───── The records

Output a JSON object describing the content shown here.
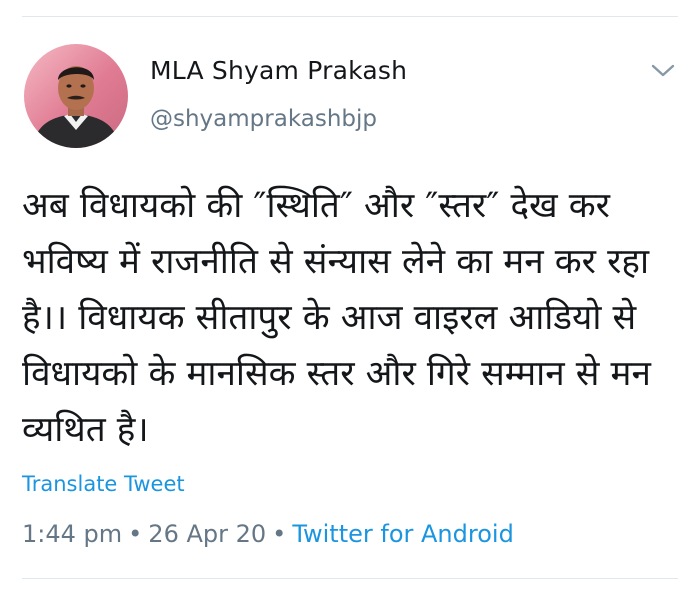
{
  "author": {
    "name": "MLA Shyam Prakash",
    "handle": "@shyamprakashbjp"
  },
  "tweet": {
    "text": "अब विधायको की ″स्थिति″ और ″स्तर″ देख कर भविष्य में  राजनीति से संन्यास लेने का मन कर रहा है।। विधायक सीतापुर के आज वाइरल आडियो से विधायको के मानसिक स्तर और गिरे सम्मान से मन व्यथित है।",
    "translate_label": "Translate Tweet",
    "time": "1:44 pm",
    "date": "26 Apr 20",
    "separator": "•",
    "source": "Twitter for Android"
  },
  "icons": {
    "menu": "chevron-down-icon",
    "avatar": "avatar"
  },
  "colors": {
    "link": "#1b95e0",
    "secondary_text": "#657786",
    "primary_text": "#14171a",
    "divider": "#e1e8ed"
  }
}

──────────

* [Your goal] Copy out the data above exactly, except the pictures.

* [Complete response]
Output a JSON object describing the content shown here.
{
  "author": {
    "name": "MLA Shyam Prakash",
    "handle": "@shyamprakashbjp"
  },
  "tweet": {
    "text": "अब विधायको की ″स्थिति″ और ″स्तर″ देख कर भविष्य में  राजनीति से संन्यास लेने का मन कर रहा है।। विधायक सीतापुर के आज वाइरल आडियो से विधायको के मानसिक स्तर और गिरे सम्मान से मन व्यथित है।",
    "translate_label": "Translate Tweet",
    "time": "1:44 pm",
    "date": "26 Apr 20",
    "separator": "•",
    "source": "Twitter for Android"
  },
  "icons": {
    "menu": "chevron-down-icon",
    "avatar": "avatar"
  },
  "colors": {
    "link": "#1b95e0",
    "secondary_text": "#657786",
    "primary_text": "#14171a",
    "divider": "#e1e8ed"
  }
}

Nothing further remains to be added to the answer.